**Request**. Please print the full listing exactly.

Extracted data entries
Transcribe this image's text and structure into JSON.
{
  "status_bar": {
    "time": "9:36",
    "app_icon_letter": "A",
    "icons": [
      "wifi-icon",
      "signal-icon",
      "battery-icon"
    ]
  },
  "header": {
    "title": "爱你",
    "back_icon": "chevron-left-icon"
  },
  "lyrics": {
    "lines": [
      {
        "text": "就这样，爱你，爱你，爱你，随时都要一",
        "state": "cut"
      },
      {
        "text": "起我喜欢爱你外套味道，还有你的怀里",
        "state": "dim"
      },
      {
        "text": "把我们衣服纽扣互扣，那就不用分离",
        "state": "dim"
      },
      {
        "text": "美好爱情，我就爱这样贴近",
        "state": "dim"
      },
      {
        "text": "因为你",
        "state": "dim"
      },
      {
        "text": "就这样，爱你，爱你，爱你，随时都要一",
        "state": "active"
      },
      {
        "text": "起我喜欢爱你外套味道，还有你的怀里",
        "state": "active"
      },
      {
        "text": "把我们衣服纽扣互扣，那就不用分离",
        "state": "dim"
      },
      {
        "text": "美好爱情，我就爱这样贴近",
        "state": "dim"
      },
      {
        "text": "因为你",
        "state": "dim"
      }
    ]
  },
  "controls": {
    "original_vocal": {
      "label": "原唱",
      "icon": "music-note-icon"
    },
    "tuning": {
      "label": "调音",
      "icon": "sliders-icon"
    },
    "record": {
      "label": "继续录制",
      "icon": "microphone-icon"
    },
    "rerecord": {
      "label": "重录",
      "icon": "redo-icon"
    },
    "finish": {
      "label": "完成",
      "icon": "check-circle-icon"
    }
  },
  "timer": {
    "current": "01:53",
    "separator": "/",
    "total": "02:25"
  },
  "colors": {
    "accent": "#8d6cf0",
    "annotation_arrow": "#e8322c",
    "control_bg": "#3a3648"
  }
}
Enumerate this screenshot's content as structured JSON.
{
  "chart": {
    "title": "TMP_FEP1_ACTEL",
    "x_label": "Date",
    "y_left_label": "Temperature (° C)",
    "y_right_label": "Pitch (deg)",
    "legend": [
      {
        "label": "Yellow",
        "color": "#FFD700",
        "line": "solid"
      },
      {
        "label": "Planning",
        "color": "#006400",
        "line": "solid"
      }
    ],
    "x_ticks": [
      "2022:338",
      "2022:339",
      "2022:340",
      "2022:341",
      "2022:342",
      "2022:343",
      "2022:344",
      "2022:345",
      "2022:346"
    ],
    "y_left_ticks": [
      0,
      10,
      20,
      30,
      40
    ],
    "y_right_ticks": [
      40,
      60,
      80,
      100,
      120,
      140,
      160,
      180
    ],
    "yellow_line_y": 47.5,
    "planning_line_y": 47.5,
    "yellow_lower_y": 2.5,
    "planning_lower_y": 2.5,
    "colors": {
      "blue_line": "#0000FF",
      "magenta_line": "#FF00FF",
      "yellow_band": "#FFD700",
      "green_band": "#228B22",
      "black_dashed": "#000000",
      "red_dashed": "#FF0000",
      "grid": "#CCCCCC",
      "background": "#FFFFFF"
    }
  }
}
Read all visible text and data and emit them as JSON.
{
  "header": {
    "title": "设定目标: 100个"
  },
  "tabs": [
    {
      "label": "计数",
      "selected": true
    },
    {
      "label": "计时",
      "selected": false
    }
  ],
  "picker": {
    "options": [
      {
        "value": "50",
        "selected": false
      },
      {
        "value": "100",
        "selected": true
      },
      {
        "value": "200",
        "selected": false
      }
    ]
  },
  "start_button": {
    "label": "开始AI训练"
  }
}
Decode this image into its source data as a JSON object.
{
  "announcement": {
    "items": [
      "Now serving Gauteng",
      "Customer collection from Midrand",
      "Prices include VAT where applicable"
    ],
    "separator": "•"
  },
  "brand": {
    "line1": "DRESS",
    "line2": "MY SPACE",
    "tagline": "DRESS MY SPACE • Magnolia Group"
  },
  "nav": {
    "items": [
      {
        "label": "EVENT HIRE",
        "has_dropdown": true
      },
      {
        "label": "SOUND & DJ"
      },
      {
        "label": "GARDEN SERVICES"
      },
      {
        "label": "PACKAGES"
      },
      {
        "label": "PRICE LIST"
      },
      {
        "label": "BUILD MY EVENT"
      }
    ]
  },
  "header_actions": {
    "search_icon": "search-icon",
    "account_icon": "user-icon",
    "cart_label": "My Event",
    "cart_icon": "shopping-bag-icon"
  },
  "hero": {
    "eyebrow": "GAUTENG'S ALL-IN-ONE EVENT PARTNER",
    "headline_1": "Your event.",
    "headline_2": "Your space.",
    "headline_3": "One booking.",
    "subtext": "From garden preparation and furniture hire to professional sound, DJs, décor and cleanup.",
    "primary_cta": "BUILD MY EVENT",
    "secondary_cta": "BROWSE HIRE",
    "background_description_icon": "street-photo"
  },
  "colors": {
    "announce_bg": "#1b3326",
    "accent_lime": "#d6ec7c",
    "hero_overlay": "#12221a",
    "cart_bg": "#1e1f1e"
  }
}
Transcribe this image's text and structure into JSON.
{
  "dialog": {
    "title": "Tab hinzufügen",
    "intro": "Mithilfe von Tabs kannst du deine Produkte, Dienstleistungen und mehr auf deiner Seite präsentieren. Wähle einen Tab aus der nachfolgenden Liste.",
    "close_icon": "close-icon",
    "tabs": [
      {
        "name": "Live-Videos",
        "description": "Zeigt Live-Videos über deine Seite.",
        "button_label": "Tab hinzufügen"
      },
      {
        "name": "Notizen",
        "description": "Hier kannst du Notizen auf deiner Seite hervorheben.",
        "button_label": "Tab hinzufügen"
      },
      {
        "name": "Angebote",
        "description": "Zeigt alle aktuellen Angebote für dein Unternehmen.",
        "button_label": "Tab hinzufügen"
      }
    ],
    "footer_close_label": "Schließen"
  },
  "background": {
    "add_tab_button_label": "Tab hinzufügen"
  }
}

**Answer**.
Transcribe this image's text and structure into JSON.
{
  "status_bar": {
    "time": "9:36",
    "app_icon_letter": "A",
    "icons": [
      "wifi-icon",
      "signal-icon",
      "battery-icon"
    ]
  },
  "header": {
    "title": "爱你",
    "back_icon": "chevron-left-icon"
  },
  "lyrics": {
    "lines": [
      {
        "text": "就这样，爱你，爱你，爱你，随时都要一",
        "state": "cut"
      },
      {
        "text": "起我喜欢爱你外套味道，还有你的怀里",
        "state": "dim"
      },
      {
        "text": "把我们衣服纽扣互扣，那就不用分离",
        "state": "dim"
      },
      {
        "text": "美好爱情，我就爱这样贴近",
        "state": "dim"
      },
      {
        "text": "因为你",
        "state": "dim"
      },
      {
        "text": "就这样，爱你，爱你，爱你，随时都要一",
        "state": "active"
      },
      {
        "text": "起我喜欢爱你外套味道，还有你的怀里",
        "state": "active"
      },
      {
        "text": "把我们衣服纽扣互扣，那就不用分离",
        "state": "dim"
      },
      {
        "text": "美好爱情，我就爱这样贴近",
        "state": "dim"
      },
      {
        "text": "因为你",
        "state": "dim"
      }
    ]
  },
  "controls": {
    "original_vocal": {
      "label": "原唱",
      "icon": "music-note-icon"
    },
    "tuning": {
      "label": "调音",
      "icon": "sliders-icon"
    },
    "record": {
      "label": "继续录制",
      "icon": "microphone-icon"
    },
    "rerecord": {
      "label": "重录",
      "icon": "redo-icon"
    },
    "finish": {
      "label": "完成",
      "icon": "check-circle-icon"
    }
  },
  "timer": {
    "current": "01:53",
    "separator": "/",
    "total": "02:25"
  },
  "colors": {
    "accent": "#8d6cf0",
    "annotation_arrow": "#e8322c",
    "control_bg": "#3a3648"
  }
}
Enumerate this screenshot's content as structured JSON.
{
  "chart": {
    "title": "TMP_FEP1_ACTEL",
    "x_label": "Date",
    "y_left_label": "Temperature (° C)",
    "y_right_label": "Pitch (deg)",
    "legend": [
      {
        "label": "Yellow",
        "color": "#FFD700",
        "line": "solid"
      },
      {
        "label": "Planning",
        "color": "#006400",
        "line": "solid"
      }
    ],
    "x_ticks": [
      "2022:338",
      "2022:339",
      "2022:340",
      "2022:341",
      "2022:342",
      "2022:343",
      "2022:344",
      "2022:345",
      "2022:346"
    ],
    "y_left_ticks": [
      0,
      10,
      20,
      30,
      40
    ],
    "y_right_ticks": [
      40,
      60,
      80,
      100,
      120,
      140,
      160,
      180
    ],
    "yellow_line_y": 47.5,
    "planning_line_y": 47.5,
    "yellow_lower_y": 2.5,
    "planning_lower_y": 2.5,
    "colors": {
      "blue_line": "#0000FF",
      "magenta_line": "#FF00FF",
      "yellow_band": "#FFD700",
      "green_band": "#228B22",
      "black_dashed": "#000000",
      "red_dashed": "#FF0000",
      "grid": "#CCCCCC",
      "background": "#FFFFFF"
    }
  }
}
Read all visible text and data and emit them as JSON.
{
  "header": {
    "title": "设定目标: 100个"
  },
  "tabs": [
    {
      "label": "计数",
      "selected": true
    },
    {
      "label": "计时",
      "selected": false
    }
  ],
  "picker": {
    "options": [
      {
        "value": "50",
        "selected": false
      },
      {
        "value": "100",
        "selected": true
      },
      {
        "value": "200",
        "selected": false
      }
    ]
  },
  "start_button": {
    "label": "开始AI训练"
  }
}
Decode this image into its source data as a JSON object.
{
  "announcement": {
    "items": [
      "Now serving Gauteng",
      "Customer collection from Midrand",
      "Prices include VAT where applicable"
    ],
    "separator": "•"
  },
  "brand": {
    "line1": "DRESS",
    "line2": "MY SPACE",
    "tagline": "DRESS MY SPACE • Magnolia Group"
  },
  "nav": {
    "items": [
      {
        "label": "EVENT HIRE",
        "has_dropdown": true
      },
      {
        "label": "SOUND & DJ"
      },
      {
        "label": "GARDEN SERVICES"
      },
      {
        "label": "PACKAGES"
      },
      {
        "label": "PRICE LIST"
      },
      {
        "label": "BUILD MY EVENT"
      }
    ]
  },
  "header_actions": {
    "search_icon": "search-icon",
    "account_icon": "user-icon",
    "cart_label": "My Event",
    "cart_icon": "shopping-bag-icon"
  },
  "hero": {
    "eyebrow": "GAUTENG'S ALL-IN-ONE EVENT PARTNER",
    "headline_1": "Your event.",
    "headline_2": "Your space.",
    "headline_3": "One booking.",
    "subtext": "From garden preparation and furniture hire to professional sound, DJs, décor and cleanup.",
    "primary_cta": "BUILD MY EVENT",
    "secondary_cta": "BROWSE HIRE",
    "background_description_icon": "street-photo"
  },
  "colors": {
    "announce_bg": "#1b3326",
    "accent_lime": "#d6ec7c",
    "hero_overlay": "#12221a",
    "cart_bg": "#1e1f1e"
  }
}
Transcribe this image's text and structure into JSON.
{
  "dialog": {
    "title": "Tab hinzufügen",
    "intro": "Mithilfe von Tabs kannst du deine Produkte, Dienstleistungen und mehr auf deiner Seite präsentieren. Wähle einen Tab aus der nachfolgenden Liste.",
    "close_icon": "close-icon",
    "tabs": [
      {
        "name": "Live-Videos",
        "description": "Zeigt Live-Videos über deine Seite.",
        "button_label": "Tab hinzufügen"
      },
      {
        "name": "Notizen",
        "description": "Hier kannst du Notizen auf deiner Seite hervorheben.",
        "button_label": "Tab hinzufügen"
      },
      {
        "name": "Angebote",
        "description": "Zeigt alle aktuellen Angebote für dein Unternehmen.",
        "button_label": "Tab hinzufügen"
      }
    ],
    "footer_close_label": "Schließen"
  },
  "background": {
    "add_tab_button_label": "Tab hinzufügen"
  }
}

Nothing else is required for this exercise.